The lines to extract begin at the one containing "Read out every word on this page." and run to the end of the listing; set them down exactly and alone.

━━━ Data for the task ━━━

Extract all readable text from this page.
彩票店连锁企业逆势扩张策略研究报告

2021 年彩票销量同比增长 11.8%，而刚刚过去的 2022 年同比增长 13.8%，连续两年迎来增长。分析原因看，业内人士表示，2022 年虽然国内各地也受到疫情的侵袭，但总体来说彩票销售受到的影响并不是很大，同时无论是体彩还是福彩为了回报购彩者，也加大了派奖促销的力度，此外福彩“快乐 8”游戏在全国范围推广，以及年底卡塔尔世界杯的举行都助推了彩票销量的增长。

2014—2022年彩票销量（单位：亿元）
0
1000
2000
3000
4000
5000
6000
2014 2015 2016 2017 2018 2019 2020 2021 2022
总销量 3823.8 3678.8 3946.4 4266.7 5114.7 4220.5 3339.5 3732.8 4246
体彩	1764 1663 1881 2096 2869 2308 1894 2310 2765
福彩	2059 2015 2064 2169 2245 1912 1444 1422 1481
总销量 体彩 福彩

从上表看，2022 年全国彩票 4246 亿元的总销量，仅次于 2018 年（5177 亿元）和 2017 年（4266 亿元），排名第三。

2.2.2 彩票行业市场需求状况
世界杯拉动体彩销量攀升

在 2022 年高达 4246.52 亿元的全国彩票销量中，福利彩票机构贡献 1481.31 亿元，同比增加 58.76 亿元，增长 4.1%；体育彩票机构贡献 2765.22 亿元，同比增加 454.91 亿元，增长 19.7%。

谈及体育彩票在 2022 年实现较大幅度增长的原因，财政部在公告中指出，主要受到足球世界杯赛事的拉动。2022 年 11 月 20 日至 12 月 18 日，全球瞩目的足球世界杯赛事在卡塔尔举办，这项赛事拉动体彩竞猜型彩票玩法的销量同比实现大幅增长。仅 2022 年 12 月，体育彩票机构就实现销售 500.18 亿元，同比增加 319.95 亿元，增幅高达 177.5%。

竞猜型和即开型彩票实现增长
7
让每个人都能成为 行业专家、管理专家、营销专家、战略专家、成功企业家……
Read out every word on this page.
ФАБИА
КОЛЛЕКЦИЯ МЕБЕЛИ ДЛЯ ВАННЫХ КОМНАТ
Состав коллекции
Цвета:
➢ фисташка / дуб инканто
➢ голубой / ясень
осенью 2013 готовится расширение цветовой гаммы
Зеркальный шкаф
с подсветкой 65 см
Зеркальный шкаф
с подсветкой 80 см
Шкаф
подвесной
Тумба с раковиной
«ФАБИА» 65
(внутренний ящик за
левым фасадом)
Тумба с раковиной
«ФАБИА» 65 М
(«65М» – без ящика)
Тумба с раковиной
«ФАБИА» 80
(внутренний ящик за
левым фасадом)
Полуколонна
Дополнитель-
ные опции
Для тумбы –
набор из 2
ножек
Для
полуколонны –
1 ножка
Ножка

━━━

#### Full output:
Read out every word on this page.
ФАБИА
КОЛЛЕКЦИЯ МЕБЕЛИ ДЛЯ ВАННЫХ КОМНАТ
Состав коллекции
Цвета:
➢ фисташка / дуб инканто
➢ голубой / ясень
осенью 2013 готовится расширение цветовой гаммы
Зеркальный шкаф
с подсветкой 65 см
Зеркальный шкаф
с подсветкой 80 см
Шкаф
подвесной
Тумба с раковиной
«ФАБИА» 65
(внутренний ящик за
левым фасадом)
Тумба с раковиной
«ФАБИА» 65 М
(«65М» – без ящика)
Тумба с раковиной
«ФАБИА» 80
(внутренний ящик за
левым фасадом)
Полуколонна
Дополнитель-
ные опции
Для тумбы –
набор из 2
ножек
Для
полуколонны –
1 ножка
Ножка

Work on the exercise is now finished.